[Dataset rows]

★ ★ ★

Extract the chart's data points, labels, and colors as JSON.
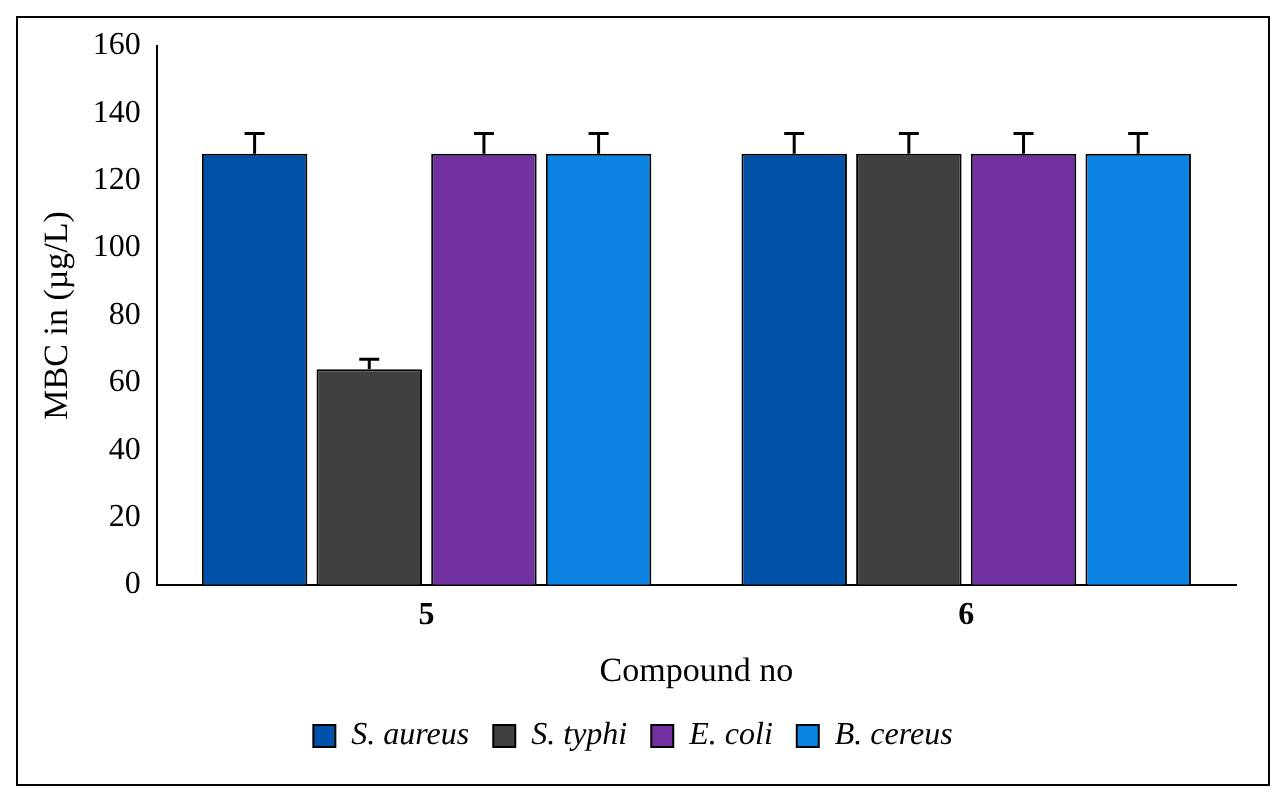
{
  "chart_data": {
    "type": "bar",
    "xlabel": "Compound no",
    "ylabel": "MBC in (µg/L)",
    "categories": [
      "5",
      "6"
    ],
    "series": [
      {
        "name": "S. aureus",
        "color": "#0052a8",
        "values": [
          128,
          128
        ],
        "errors": [
          [
            128,
            134
          ],
          [
            128,
            134
          ]
        ]
      },
      {
        "name": "S. typhi",
        "color": "#404040",
        "values": [
          64,
          128
        ],
        "errors": [
          [
            64,
            67
          ],
          [
            128,
            134
          ]
        ]
      },
      {
        "name": "E. coli",
        "color": "#7030a0",
        "values": [
          128,
          128
        ],
        "errors": [
          [
            128,
            134
          ],
          [
            128,
            134
          ]
        ]
      },
      {
        "name": "B. cereus",
        "color": "#0a84e0",
        "values": [
          128,
          128
        ],
        "errors": [
          [
            128,
            134
          ],
          [
            128,
            134
          ]
        ]
      }
    ],
    "ylim": [
      0,
      160
    ],
    "yticks": [
      0,
      20,
      40,
      60,
      80,
      100,
      120,
      140,
      160
    ],
    "grid": false,
    "legend": "bottom"
  }
}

★ ★ ★

Every line of the data above should be quoted exactly. Omit the pictures.

Extract the chart's data points, labels, and colors as JSON.
{
  "chart_data": {
    "type": "bar",
    "xlabel": "Compound no",
    "ylabel": "MBC in (µg/L)",
    "categories": [
      "5",
      "6"
    ],
    "series": [
      {
        "name": "S. aureus",
        "color": "#0052a8",
        "values": [
          128,
          128
        ],
        "errors": [
          [
            128,
            134
          ],
          [
            128,
            134
          ]
        ]
      },
      {
        "name": "S. typhi",
        "color": "#404040",
        "values": [
          64,
          128
        ],
        "errors": [
          [
            64,
            67
          ],
          [
            128,
            134
          ]
        ]
      },
      {
        "name": "E. coli",
        "color": "#7030a0",
        "values": [
          128,
          128
        ],
        "errors": [
          [
            128,
            134
          ],
          [
            128,
            134
          ]
        ]
      },
      {
        "name": "B. cereus",
        "color": "#0a84e0",
        "values": [
          128,
          128
        ],
        "errors": [
          [
            128,
            134
          ],
          [
            128,
            134
          ]
        ]
      }
    ],
    "ylim": [
      0,
      160
    ],
    "yticks": [
      0,
      20,
      40,
      60,
      80,
      100,
      120,
      140,
      160
    ],
    "grid": false,
    "legend": "bottom"
  }
}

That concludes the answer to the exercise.